OBJECTIVE
Collect all lines below with the string "frac".

— Start of TASK DATA —

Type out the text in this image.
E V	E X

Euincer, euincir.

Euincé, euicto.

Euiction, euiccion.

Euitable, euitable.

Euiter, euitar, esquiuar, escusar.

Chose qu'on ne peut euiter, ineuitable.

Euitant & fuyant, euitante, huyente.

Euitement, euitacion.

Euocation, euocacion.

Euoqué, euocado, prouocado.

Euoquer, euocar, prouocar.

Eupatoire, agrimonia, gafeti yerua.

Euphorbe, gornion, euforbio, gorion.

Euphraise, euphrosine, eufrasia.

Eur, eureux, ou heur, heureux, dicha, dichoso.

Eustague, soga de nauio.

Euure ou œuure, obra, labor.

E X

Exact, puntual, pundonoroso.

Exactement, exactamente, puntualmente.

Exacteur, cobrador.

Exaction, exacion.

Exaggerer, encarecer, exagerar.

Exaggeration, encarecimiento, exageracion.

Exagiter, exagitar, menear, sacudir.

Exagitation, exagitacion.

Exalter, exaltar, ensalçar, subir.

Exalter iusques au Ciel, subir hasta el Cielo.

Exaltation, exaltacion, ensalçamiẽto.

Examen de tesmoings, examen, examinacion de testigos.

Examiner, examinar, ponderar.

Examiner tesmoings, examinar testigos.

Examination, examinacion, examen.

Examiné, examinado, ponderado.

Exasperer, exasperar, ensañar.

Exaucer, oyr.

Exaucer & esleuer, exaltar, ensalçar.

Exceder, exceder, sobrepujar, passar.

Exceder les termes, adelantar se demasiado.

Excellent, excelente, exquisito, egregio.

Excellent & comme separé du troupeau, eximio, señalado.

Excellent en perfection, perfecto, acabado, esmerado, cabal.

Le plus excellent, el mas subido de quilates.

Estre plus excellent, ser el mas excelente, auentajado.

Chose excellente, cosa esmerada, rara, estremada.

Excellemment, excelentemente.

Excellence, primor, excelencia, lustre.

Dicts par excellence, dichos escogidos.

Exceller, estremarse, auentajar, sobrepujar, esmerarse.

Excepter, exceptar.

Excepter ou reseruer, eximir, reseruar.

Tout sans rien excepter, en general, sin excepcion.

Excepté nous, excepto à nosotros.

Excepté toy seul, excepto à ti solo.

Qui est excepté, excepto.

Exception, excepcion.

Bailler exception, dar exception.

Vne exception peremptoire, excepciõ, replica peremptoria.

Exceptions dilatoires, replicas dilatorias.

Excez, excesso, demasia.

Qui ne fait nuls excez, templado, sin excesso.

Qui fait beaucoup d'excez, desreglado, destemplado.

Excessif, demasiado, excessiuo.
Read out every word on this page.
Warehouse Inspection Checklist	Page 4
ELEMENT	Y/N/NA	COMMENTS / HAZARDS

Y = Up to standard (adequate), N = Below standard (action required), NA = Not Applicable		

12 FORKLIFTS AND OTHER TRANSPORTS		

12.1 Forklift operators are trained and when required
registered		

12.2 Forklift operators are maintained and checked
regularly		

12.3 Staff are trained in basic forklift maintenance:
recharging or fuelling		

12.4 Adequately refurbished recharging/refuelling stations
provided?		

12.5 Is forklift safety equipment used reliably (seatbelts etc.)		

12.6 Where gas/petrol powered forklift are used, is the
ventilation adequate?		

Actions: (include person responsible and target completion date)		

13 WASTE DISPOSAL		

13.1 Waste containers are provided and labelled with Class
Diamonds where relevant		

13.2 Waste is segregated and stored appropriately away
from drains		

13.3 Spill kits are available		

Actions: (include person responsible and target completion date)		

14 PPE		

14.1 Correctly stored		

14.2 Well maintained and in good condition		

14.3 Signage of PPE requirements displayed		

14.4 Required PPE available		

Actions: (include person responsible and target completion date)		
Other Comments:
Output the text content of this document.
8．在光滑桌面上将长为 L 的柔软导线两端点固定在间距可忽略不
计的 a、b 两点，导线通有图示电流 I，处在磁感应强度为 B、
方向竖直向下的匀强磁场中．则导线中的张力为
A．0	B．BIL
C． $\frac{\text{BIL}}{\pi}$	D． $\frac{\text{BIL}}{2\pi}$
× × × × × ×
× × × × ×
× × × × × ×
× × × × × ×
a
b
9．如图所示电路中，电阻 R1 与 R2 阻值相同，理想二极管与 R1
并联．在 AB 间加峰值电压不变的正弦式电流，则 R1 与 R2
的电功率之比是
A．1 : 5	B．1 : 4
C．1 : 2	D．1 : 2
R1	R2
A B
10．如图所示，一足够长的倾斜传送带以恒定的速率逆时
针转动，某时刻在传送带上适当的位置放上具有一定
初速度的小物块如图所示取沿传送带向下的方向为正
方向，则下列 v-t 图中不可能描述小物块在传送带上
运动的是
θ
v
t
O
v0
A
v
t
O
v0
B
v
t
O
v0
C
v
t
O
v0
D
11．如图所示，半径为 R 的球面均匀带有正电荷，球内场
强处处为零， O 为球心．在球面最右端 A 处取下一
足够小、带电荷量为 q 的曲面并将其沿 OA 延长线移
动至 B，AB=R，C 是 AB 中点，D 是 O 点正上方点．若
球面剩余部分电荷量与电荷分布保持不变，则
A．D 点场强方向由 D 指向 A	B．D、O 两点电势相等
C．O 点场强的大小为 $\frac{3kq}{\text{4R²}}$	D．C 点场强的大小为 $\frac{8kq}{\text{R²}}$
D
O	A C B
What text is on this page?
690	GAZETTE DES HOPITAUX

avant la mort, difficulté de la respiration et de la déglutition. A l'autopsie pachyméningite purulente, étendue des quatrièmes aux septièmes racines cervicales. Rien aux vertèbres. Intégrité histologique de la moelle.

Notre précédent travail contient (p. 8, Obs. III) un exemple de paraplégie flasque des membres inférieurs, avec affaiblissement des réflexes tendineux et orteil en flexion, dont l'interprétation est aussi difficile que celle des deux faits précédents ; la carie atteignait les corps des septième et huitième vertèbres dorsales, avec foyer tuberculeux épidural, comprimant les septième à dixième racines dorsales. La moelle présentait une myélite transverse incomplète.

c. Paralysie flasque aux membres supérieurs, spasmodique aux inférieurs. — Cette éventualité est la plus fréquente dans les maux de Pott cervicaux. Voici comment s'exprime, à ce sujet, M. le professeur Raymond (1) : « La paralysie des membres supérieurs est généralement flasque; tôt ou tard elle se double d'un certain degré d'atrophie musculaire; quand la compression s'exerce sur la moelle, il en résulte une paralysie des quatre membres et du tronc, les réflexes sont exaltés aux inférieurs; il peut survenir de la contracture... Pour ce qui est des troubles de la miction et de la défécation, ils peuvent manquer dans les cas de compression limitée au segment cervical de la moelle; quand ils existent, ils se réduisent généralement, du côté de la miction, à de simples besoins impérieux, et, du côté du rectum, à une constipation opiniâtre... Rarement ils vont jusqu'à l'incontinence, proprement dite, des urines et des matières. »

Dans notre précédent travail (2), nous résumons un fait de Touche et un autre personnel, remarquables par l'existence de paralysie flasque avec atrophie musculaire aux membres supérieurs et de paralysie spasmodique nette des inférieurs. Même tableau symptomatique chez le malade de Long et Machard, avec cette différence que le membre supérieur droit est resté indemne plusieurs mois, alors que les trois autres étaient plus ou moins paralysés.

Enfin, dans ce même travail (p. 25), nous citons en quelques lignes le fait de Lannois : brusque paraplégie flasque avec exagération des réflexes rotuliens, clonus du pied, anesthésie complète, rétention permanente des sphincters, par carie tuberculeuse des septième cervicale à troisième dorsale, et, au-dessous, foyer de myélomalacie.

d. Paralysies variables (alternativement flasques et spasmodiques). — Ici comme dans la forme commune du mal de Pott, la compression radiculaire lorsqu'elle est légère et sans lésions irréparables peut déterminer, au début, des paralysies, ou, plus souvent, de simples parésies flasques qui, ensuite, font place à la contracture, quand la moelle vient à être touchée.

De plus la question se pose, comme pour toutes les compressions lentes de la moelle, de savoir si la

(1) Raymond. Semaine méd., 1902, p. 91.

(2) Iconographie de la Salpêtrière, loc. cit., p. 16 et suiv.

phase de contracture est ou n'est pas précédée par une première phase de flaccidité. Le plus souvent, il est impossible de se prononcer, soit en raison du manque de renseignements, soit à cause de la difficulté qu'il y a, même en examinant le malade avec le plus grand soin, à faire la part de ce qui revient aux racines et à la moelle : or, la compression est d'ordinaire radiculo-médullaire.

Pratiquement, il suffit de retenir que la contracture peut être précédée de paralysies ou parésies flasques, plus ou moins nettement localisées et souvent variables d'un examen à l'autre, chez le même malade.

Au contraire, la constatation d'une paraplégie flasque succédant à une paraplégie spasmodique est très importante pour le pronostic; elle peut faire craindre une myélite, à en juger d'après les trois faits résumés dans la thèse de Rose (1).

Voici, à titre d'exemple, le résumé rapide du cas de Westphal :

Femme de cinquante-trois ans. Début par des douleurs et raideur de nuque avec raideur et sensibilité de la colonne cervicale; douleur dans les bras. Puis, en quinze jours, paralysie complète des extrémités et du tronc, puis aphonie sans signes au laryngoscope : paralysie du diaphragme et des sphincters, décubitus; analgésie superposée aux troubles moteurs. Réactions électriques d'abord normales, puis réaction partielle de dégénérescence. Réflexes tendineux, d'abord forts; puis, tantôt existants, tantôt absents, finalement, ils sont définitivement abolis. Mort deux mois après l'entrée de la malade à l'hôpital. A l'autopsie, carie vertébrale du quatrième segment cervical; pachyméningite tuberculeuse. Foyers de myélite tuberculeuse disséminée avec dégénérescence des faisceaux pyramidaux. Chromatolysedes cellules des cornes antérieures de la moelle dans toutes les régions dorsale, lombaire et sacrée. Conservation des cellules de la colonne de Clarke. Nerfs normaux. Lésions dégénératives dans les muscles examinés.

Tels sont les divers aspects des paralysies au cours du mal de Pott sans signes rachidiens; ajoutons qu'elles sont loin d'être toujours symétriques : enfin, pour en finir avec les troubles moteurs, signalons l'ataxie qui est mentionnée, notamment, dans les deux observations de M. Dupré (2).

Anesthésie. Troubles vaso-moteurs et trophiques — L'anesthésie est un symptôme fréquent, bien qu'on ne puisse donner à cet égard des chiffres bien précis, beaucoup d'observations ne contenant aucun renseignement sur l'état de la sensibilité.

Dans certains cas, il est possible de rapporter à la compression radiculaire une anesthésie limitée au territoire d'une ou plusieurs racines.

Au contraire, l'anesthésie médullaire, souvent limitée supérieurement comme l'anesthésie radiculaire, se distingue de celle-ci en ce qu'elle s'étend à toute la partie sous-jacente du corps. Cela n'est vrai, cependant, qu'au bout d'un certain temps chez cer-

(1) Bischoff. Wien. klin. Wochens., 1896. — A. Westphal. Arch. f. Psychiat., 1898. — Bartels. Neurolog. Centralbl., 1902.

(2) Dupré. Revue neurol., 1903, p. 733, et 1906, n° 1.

— End of TASK DATA —

THE ANSWER
C． $\frac{\text{BIL}}{\pi}$	D． $\frac{\text{BIL}}{2\pi}$
C．O 点场强的大小为 $\frac{3kq}{\text{4R²}}$	D．C 点场强的大小为 $\frac{8kq}{\text{R²}}$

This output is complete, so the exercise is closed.